Give the number of lines in the data that hold the string "OutBus". Nothing else is needed.

## EXTRACTED DATA
┏━━

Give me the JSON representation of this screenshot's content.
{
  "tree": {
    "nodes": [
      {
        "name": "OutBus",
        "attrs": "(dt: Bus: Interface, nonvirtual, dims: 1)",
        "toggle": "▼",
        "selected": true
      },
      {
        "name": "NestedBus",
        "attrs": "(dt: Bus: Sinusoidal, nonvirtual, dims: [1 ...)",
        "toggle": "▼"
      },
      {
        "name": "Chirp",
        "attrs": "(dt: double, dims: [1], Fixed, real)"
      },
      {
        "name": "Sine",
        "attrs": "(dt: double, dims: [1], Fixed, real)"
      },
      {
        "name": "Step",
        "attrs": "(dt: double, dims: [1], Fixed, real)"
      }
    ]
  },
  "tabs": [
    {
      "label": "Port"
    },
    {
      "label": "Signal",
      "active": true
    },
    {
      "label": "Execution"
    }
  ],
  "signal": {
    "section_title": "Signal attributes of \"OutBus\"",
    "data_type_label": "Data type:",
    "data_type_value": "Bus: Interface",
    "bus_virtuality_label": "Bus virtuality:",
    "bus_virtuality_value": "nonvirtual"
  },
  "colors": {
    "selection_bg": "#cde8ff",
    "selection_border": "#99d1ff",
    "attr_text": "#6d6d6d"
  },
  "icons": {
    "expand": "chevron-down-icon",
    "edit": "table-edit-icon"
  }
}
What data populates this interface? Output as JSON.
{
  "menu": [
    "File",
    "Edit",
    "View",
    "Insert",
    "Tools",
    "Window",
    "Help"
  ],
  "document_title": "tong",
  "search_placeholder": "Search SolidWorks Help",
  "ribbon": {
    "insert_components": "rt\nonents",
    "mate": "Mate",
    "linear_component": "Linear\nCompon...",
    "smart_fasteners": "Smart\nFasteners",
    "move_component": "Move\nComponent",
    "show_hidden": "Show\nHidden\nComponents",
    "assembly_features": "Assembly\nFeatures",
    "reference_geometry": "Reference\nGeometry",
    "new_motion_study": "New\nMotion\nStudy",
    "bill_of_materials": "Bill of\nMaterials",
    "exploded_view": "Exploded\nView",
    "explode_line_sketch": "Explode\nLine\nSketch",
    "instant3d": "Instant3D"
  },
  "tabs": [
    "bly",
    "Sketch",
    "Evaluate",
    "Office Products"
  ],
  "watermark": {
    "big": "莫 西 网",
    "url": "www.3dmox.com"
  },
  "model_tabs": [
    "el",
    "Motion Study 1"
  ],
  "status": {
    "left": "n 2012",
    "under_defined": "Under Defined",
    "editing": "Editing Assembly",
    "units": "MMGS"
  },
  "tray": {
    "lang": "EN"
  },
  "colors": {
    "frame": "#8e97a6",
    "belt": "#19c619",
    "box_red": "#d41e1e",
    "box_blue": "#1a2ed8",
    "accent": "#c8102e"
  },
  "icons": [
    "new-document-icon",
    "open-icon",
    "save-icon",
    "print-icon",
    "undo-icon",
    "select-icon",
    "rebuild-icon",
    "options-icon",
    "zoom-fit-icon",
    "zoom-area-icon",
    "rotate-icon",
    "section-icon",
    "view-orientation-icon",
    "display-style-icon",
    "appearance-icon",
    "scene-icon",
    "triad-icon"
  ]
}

┗━━

## RESULT BELOW
2